### Source extract
-- Start --
NVIDIA Fermi: Architecture discussion

tesselation

Just a question about tesselation to clear things out.:oops:
As GF100 should be heavy tesselation oriented. The main advatage of teselation is that it can increase geometry complexity (and controling it) without taking place and bandwith from offchip memory. So the final result should be near same as u would put a real 1M poly model in the scene but with all its cons too.
The domain shader calculates the final vertex positions and its passing it to geometry shader.
And now here comes my question :rolleyes:
The whole thing behind geometry is solved now but doesnt this thing increase heavyli shading/lightning that depends on the new geometry ? Or things like multisampling on the new finer edges ?
Without deffered rendering too many lights on heavy tesselated scene and u are done not :LOL: ?
So the question is : could tesselation be limited more by raw shader troughput with advanced real time lightning,shadows (and other efects that need the new geometry) than setup rate :?: (i mean realy heavy tesselation like in heaven engine)
 
Though it is highly subjective, it would also mean that as resolutions increase dramatically (5760x1200) and pixels (pitch) remains the same, the need for higher levels of AA decreases.

Here's a quote from a metro 2033 exec:

games.on.net: Speaking of which, what frame rate are you targeting on the 360?

Olez: The 360 is always running at thirty. We try to run at 30 as well for PC, maybe a bit more because of v-synch.

I'm not talking about pixel pitch, I'm talking about the kind of performance developers will target with new engines/games. Each pixel is going to get more expensive. He didn't specify which resolution or hardware they're targeting for 30fps but it most certainly isn't going to be 5760x1200 on a single GPU.
 
A shame devs target lowish fps, instead of as high as possible. Over the years, gameplay has become more in sync with lower frame-rates.
-- End --
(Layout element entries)
-- Start --
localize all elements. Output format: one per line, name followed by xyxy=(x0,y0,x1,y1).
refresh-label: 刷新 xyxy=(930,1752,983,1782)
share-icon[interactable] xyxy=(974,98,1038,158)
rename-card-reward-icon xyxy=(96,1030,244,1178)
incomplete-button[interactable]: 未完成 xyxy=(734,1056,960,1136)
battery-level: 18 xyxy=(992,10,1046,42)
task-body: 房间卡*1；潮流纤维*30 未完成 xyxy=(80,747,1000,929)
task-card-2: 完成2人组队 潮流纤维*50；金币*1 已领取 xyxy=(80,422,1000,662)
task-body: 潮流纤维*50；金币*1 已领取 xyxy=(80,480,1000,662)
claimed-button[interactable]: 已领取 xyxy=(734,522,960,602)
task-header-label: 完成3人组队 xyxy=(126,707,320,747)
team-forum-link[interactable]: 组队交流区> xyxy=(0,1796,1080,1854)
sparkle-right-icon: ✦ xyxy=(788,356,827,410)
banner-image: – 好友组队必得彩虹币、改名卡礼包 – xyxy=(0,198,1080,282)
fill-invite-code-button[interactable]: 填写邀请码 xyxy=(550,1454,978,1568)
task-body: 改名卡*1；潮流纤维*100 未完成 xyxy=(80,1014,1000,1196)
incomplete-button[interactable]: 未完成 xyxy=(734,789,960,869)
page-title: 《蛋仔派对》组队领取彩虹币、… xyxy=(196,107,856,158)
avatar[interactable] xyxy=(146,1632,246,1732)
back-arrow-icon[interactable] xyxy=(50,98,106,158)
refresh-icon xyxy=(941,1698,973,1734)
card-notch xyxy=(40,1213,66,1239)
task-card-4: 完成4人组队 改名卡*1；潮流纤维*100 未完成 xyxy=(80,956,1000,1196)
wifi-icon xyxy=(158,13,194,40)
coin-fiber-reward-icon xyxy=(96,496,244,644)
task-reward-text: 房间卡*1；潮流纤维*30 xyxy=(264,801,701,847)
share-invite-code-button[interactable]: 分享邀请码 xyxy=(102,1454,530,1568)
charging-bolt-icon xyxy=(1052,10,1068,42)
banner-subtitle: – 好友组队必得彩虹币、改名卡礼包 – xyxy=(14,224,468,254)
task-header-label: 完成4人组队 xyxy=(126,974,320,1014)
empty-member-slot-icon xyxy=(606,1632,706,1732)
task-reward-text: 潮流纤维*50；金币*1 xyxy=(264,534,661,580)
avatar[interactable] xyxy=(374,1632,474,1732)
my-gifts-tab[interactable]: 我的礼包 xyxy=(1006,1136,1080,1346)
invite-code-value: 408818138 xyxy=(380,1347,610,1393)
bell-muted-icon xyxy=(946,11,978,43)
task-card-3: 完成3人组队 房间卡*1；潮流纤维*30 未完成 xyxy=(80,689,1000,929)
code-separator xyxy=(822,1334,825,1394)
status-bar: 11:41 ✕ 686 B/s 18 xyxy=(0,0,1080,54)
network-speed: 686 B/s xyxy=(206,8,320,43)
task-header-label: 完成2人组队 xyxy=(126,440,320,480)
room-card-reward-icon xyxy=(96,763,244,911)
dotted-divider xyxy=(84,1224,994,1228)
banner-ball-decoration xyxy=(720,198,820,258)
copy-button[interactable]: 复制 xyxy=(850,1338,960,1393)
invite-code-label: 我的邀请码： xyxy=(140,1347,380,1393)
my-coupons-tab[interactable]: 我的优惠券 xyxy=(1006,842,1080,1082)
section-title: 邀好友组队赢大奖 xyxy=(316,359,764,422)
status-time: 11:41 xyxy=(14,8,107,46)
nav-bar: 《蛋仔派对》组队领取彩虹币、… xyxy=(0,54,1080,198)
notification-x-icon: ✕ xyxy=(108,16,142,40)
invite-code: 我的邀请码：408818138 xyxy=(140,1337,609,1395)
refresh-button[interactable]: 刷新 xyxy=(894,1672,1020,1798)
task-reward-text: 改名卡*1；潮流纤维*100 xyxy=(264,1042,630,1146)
-- End --
### What the task requires
According to the Fermi architecture thread, what does the domain shader do?

### Exercise response
It calculates the final vertex positions and passes them to the geometry shader.